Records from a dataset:
· · ·

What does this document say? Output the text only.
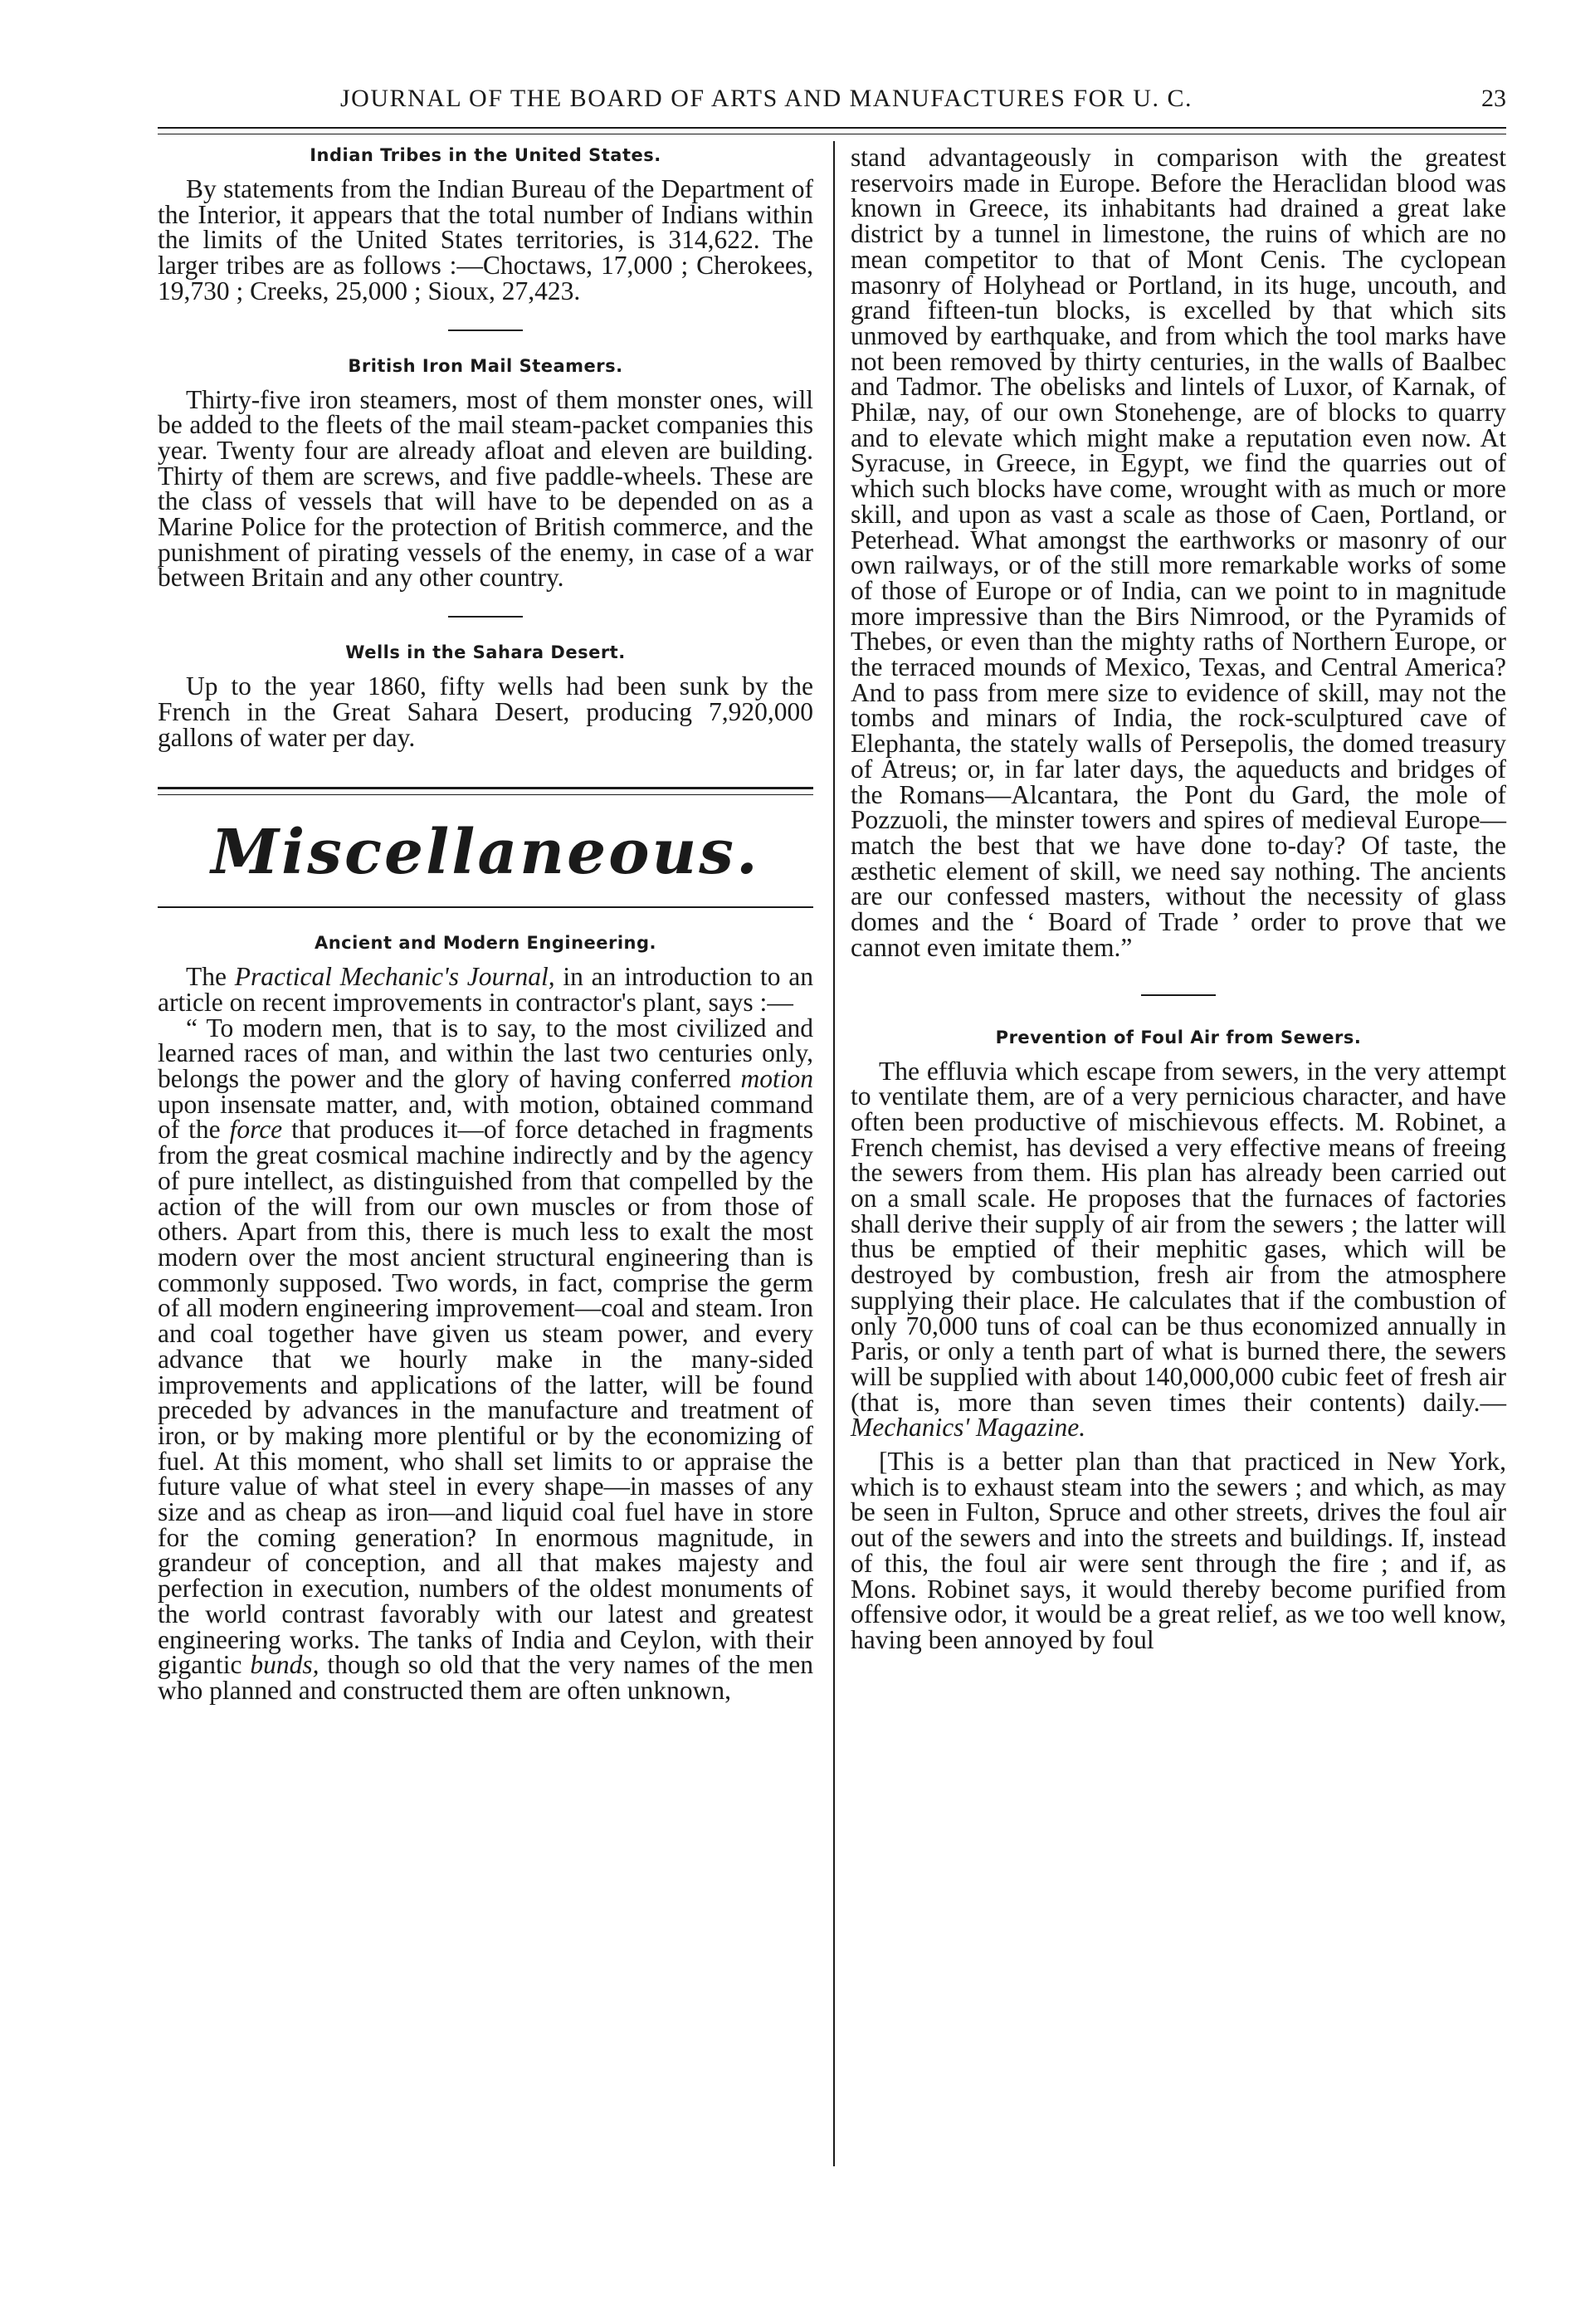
JOURNAL OF THE BOARD OF ARTS AND MANUFACTURES FOR U. C.	23
Indian Tribes in the United States.

By statements from the Indian Bureau of the Department of the Interior, it appears that the total number of Indians within the limits of the United States territories, is 314,622. The larger tribes are as follows :—Choctaws, 17,000 ; Cherokees, 19,730 ; Creeks, 25,000 ; Sioux, 27,423.

British Iron Mail Steamers.

Thirty-five iron steamers, most of them monster ones, will be added to the fleets of the mail steam-packet companies this year. Twenty four are already afloat and eleven are building. Thirty of them are screws, and five paddle-wheels. These are the class of vessels that will have to be depended on as a Marine Police for the protection of British commerce, and the punishment of pirating vessels of the enemy, in case of a war between Britain and any other country.

Wells in the Sahara Desert.

Up to the year 1860, fifty wells had been sunk by the French in the Great Sahara Desert, producing 7,920,000 gallons of water per day.

Miscellaneous.
Ancient and Modern Engineering.

The Practical Mechanic's Journal, in an introduction to an article on recent improvements in contractor's plant, says :—

“ To modern men, that is to say, to the most civilized and learned races of man, and within the last two centuries only, belongs the power and the glory of having conferred motion upon insensate matter, and, with motion, obtained command of the force that produces it—of force detached in fragments from the great cosmical machine indirectly and by the agency of pure intellect, as distinguished from that compelled by the action of the will from our own muscles or from those of others. Apart from this, there is much less to exalt the most modern over the most ancient structural engineering than is commonly supposed. Two words, in fact, comprise the germ of all modern engineering improvement—coal and steam. Iron and coal together have given us steam power, and every advance that we hourly make in the many-sided improvements and applications of the latter, will be found preceded by advances in the manufacture and treatment of iron, or by making more plentiful or by the economizing of fuel. At this moment, who shall set limits to or appraise the future value of what steel in every shape—in masses of any size and as cheap as iron—and liquid coal fuel have in store for the coming generation? In enormous magnitude, in grandeur of conception, and all that makes majesty and perfection in execution, numbers of the oldest monuments of the world contrast favorably with our latest and greatest engineering works. The tanks of India and Ceylon, with their gigantic bunds, though so old that the very names of the men who planned and constructed them are often unknown,

stand advantageously in comparison with the greatest reservoirs made in Europe. Before the Heraclidan blood was known in Greece, its inhabitants had drained a great lake district by a tunnel in limestone, the ruins of which are no mean competitor to that of Mont Cenis. The cyclopean masonry of Holyhead or Portland, in its huge, uncouth, and grand fifteen-tun blocks, is excelled by that which sits unmoved by earthquake, and from which the tool marks have not been removed by thirty centuries, in the walls of Baalbec and Tadmor. The obelisks and lintels of Luxor, of Karnak, of Philæ, nay, of our own Stonehenge, are of blocks to quarry and to elevate which might make a reputation even now. At Syracuse, in Greece, in Egypt, we find the quarries out of which such blocks have come, wrought with as much or more skill, and upon as vast a scale as those of Caen, Portland, or Peterhead. What amongst the earthworks or masonry of our own railways, or of the still more remarkable works of some of those of Europe or of India, can we point to in magnitude more impressive than the Birs Nimrood, or the Pyramids of Thebes, or even than the mighty raths of Northern Europe, or the terraced mounds of Mexico, Texas, and Central America? And to pass from mere size to evidence of skill, may not the tombs and minars of India, the rock-sculptured cave of Elephanta, the stately walls of Persepolis, the domed treasury of Atreus; or, in far later days, the aqueducts and bridges of the Romans—Alcantara, the Pont du Gard, the mole of Pozzuoli, the minster towers and spires of medieval Europe—match the best that we have done to-day? Of taste, the æsthetic element of skill, we need say nothing. The ancients are our confessed masters, without the necessity of glass domes and the ‘ Board of Trade ’ order to prove that we cannot even imitate them.”

Prevention of Foul Air from Sewers.

The effluvia which escape from sewers, in the very attempt to ventilate them, are of a very pernicious character, and have often been productive of mischievous effects. M. Robinet, a French chemist, has devised a very effective means of freeing the sewers from them. His plan has already been carried out on a small scale. He proposes that the furnaces of factories shall derive their supply of air from the sewers ; the latter will thus be emptied of their mephitic gases, which will be destroyed by combustion, fresh air from the atmosphere supplying their place. He calculates that if the combustion of only 70,000 tuns of coal can be thus economized annually in Paris, or only a tenth part of what is burned there, the sewers will be supplied with about 140,000,000 cubic feet of fresh air (that is, more than seven times their contents) daily.—Mechanics' Magazine.

[This is a better plan than that practiced in New York, which is to exhaust steam into the sewers ; and which, as may be seen in Fulton, Spruce and other streets, drives the foul air out of the sewers and into the streets and buildings. If, instead of this, the foul air were sent through the fire ; and if, as Mons. Robinet says, it would thereby become purified from offensive odor, it would be a great relief, as we too well know, having been annoyed by foul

· · ·

→ **WHAT THE TASK REQUIRES**
Make a word-for-word copy of the entries, without any pictures.

→ **SOLUTION**
What does this document say? Output the text only.
JOURNAL OF THE BOARD OF ARTS AND MANUFACTURES FOR U. C.	23
Indian Tribes in the United States.

By statements from the Indian Bureau of the Department of the Interior, it appears that the total number of Indians within the limits of the United States territories, is 314,622. The larger tribes are as follows :—Choctaws, 17,000 ; Cherokees, 19,730 ; Creeks, 25,000 ; Sioux, 27,423.

British Iron Mail Steamers.

Thirty-five iron steamers, most of them monster ones, will be added to the fleets of the mail steam-packet companies this year. Twenty four are already afloat and eleven are building. Thirty of them are screws, and five paddle-wheels. These are the class of vessels that will have to be depended on as a Marine Police for the protection of British commerce, and the punishment of pirating vessels of the enemy, in case of a war between Britain and any other country.

Wells in the Sahara Desert.

Up to the year 1860, fifty wells had been sunk by the French in the Great Sahara Desert, producing 7,920,000 gallons of water per day.

Miscellaneous.
Ancient and Modern Engineering.

The Practical Mechanic's Journal, in an introduction to an article on recent improvements in contractor's plant, says :—

“ To modern men, that is to say, to the most civilized and learned races of man, and within the last two centuries only, belongs the power and the glory of having conferred motion upon insensate matter, and, with motion, obtained command of the force that produces it—of force detached in fragments from the great cosmical machine indirectly and by the agency of pure intellect, as distinguished from that compelled by the action of the will from our own muscles or from those of others. Apart from this, there is much less to exalt the most modern over the most ancient structural engineering than is commonly supposed. Two words, in fact, comprise the germ of all modern engineering improvement—coal and steam. Iron and coal together have given us steam power, and every advance that we hourly make in the many-sided improvements and applications of the latter, will be found preceded by advances in the manufacture and treatment of iron, or by making more plentiful or by the economizing of fuel. At this moment, who shall set limits to or appraise the future value of what steel in every shape—in masses of any size and as cheap as iron—and liquid coal fuel have in store for the coming generation? In enormous magnitude, in grandeur of conception, and all that makes majesty and perfection in execution, numbers of the oldest monuments of the world contrast favorably with our latest and greatest engineering works. The tanks of India and Ceylon, with their gigantic bunds, though so old that the very names of the men who planned and constructed them are often unknown,

stand advantageously in comparison with the greatest reservoirs made in Europe. Before the Heraclidan blood was known in Greece, its inhabitants had drained a great lake district by a tunnel in limestone, the ruins of which are no mean competitor to that of Mont Cenis. The cyclopean masonry of Holyhead or Portland, in its huge, uncouth, and grand fifteen-tun blocks, is excelled by that which sits unmoved by earthquake, and from which the tool marks have not been removed by thirty centuries, in the walls of Baalbec and Tadmor. The obelisks and lintels of Luxor, of Karnak, of Philæ, nay, of our own Stonehenge, are of blocks to quarry and to elevate which might make a reputation even now. At Syracuse, in Greece, in Egypt, we find the quarries out of which such blocks have come, wrought with as much or more skill, and upon as vast a scale as those of Caen, Portland, or Peterhead. What amongst the earthworks or masonry of our own railways, or of the still more remarkable works of some of those of Europe or of India, can we point to in magnitude more impressive than the Birs Nimrood, or the Pyramids of Thebes, or even than the mighty raths of Northern Europe, or the terraced mounds of Mexico, Texas, and Central America? And to pass from mere size to evidence of skill, may not the tombs and minars of India, the rock-sculptured cave of Elephanta, the stately walls of Persepolis, the domed treasury of Atreus; or, in far later days, the aqueducts and bridges of the Romans—Alcantara, the Pont du Gard, the mole of Pozzuoli, the minster towers and spires of medieval Europe—match the best that we have done to-day? Of taste, the æsthetic element of skill, we need say nothing. The ancients are our confessed masters, without the necessity of glass domes and the ‘ Board of Trade ’ order to prove that we cannot even imitate them.”

Prevention of Foul Air from Sewers.

The effluvia which escape from sewers, in the very attempt to ventilate them, are of a very pernicious character, and have often been productive of mischievous effects. M. Robinet, a French chemist, has devised a very effective means of freeing the sewers from them. His plan has already been carried out on a small scale. He proposes that the furnaces of factories shall derive their supply of air from the sewers ; the latter will thus be emptied of their mephitic gases, which will be destroyed by combustion, fresh air from the atmosphere supplying their place. He calculates that if the combustion of only 70,000 tuns of coal can be thus economized annually in Paris, or only a tenth part of what is burned there, the sewers will be supplied with about 140,000,000 cubic feet of fresh air (that is, more than seven times their contents) daily.—Mechanics' Magazine.

[This is a better plan than that practiced in New York, which is to exhaust steam into the sewers ; and which, as may be seen in Fulton, Spruce and other streets, drives the foul air out of the sewers and into the streets and buildings. If, instead of this, the foul air were sent through the fire ; and if, as Mons. Robinet says, it would thereby become purified from offensive odor, it would be a great relief, as we too well know, having been annoyed by foul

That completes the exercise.